§ **The problem**
In the records below, find each line with the word "subtitle" and copy it.

§ **Dataset content**

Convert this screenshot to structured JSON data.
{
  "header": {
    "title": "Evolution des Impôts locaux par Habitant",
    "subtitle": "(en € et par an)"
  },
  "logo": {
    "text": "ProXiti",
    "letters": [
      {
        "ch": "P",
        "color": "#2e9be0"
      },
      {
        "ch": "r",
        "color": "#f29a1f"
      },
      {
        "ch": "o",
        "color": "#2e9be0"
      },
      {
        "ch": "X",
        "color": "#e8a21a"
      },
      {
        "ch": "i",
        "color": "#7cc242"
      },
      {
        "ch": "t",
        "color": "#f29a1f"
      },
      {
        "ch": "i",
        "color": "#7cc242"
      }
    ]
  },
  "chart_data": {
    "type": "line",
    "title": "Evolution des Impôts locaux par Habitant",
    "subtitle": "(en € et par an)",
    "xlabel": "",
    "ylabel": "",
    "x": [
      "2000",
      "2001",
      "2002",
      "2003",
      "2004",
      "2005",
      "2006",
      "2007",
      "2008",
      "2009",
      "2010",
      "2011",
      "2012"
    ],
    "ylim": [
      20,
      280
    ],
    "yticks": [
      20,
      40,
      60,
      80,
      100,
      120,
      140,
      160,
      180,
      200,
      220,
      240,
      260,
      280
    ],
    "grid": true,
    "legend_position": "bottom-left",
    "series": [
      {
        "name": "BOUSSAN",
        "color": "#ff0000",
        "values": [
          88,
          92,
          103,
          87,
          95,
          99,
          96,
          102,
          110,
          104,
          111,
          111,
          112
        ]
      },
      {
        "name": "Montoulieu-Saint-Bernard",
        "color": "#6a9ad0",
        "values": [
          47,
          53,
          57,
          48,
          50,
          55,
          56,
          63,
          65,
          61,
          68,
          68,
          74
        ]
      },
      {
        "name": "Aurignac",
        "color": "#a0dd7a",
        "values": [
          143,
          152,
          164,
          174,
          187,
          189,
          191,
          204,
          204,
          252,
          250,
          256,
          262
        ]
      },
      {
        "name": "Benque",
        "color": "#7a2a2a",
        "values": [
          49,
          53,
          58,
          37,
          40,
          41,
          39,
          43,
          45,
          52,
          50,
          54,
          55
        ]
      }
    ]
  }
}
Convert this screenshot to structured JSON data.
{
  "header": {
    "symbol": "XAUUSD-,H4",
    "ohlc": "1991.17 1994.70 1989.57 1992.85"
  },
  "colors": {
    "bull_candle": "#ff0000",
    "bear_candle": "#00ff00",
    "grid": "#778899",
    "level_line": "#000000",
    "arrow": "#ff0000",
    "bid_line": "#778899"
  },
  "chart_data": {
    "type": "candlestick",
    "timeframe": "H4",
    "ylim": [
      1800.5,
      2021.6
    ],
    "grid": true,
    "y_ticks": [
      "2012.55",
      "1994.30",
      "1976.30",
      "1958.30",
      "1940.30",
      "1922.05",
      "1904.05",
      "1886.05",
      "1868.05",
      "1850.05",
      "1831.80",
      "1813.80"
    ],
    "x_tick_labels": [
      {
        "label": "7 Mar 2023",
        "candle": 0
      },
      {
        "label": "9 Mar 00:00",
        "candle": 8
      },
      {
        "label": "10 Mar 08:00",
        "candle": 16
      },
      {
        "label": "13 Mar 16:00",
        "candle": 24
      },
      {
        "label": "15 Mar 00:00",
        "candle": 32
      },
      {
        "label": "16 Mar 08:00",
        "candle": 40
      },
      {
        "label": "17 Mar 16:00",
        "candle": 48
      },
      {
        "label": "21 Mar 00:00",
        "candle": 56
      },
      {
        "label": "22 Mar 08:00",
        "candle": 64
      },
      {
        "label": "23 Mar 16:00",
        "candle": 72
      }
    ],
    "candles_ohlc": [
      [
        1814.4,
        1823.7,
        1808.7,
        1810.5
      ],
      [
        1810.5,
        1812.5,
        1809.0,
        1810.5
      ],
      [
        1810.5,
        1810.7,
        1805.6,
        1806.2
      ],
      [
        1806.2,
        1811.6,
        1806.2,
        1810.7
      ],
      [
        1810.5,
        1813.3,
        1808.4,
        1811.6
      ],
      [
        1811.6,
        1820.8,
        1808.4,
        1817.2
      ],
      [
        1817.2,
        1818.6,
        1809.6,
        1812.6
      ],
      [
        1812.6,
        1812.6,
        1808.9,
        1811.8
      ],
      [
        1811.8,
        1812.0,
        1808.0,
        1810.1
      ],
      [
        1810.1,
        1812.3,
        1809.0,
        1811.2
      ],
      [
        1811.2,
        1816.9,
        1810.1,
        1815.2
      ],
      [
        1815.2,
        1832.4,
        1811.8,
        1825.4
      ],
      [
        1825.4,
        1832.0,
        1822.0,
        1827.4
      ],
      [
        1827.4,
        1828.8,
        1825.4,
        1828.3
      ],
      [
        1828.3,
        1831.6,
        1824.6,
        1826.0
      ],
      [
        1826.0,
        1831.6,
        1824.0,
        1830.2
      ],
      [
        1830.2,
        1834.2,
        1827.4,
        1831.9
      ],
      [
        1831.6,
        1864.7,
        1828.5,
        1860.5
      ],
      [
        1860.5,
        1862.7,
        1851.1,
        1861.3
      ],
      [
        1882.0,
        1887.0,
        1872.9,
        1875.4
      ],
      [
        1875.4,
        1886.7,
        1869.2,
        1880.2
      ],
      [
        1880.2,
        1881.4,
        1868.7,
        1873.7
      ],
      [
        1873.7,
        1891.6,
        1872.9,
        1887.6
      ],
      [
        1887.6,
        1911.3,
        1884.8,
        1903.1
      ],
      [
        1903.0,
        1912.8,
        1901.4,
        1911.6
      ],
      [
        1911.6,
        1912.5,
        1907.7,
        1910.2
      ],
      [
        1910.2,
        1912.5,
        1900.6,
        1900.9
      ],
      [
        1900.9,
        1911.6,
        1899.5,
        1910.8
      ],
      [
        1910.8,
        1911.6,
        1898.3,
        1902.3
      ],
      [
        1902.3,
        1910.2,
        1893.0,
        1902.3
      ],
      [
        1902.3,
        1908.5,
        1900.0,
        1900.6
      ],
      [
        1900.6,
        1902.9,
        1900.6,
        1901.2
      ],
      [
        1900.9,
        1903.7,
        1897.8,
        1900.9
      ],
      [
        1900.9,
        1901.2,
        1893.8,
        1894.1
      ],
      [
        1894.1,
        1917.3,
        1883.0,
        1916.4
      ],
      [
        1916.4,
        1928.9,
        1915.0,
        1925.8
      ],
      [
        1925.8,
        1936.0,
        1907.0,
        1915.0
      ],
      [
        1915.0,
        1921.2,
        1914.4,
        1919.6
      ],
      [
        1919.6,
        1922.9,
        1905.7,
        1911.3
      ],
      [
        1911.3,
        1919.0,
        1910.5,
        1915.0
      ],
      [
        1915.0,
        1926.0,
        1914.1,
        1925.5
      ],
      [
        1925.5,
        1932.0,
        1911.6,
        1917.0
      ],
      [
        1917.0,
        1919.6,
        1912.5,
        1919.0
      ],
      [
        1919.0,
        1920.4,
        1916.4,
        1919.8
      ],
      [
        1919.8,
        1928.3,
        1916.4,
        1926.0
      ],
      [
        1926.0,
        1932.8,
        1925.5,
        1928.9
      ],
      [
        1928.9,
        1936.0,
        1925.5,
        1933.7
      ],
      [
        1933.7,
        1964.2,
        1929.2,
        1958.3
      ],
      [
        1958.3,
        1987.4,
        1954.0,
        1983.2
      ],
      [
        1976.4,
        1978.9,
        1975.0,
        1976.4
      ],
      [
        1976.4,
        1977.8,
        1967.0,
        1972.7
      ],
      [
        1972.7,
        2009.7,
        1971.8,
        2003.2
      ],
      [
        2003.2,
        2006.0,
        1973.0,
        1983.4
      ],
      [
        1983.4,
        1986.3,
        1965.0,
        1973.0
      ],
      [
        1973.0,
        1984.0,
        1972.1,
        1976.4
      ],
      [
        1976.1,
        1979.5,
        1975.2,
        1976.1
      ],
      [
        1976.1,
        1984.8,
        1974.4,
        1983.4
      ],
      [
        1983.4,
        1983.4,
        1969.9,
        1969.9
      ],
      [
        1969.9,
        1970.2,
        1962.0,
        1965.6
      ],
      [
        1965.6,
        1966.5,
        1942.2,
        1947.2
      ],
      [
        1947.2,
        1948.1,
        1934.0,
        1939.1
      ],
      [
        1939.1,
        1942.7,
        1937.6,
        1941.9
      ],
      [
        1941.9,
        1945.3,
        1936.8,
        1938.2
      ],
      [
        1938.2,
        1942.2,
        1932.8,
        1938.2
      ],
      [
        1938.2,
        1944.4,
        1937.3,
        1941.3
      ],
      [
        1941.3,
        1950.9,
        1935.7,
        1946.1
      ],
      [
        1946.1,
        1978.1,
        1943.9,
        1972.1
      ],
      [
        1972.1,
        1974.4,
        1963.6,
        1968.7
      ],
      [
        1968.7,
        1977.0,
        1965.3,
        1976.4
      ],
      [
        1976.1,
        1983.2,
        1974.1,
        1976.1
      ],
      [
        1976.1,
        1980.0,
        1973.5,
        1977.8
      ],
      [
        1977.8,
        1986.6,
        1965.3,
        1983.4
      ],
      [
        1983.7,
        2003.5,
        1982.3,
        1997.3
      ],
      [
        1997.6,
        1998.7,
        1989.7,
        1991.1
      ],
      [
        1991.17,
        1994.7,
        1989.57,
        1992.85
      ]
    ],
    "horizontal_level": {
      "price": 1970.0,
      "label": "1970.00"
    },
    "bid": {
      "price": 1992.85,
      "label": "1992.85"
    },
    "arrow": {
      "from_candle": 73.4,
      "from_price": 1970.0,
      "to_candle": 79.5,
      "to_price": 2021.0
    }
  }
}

§ **Solution for this exercise**
    "subtitle": "(en € et par an)"
    "subtitle": "(en € et par an)",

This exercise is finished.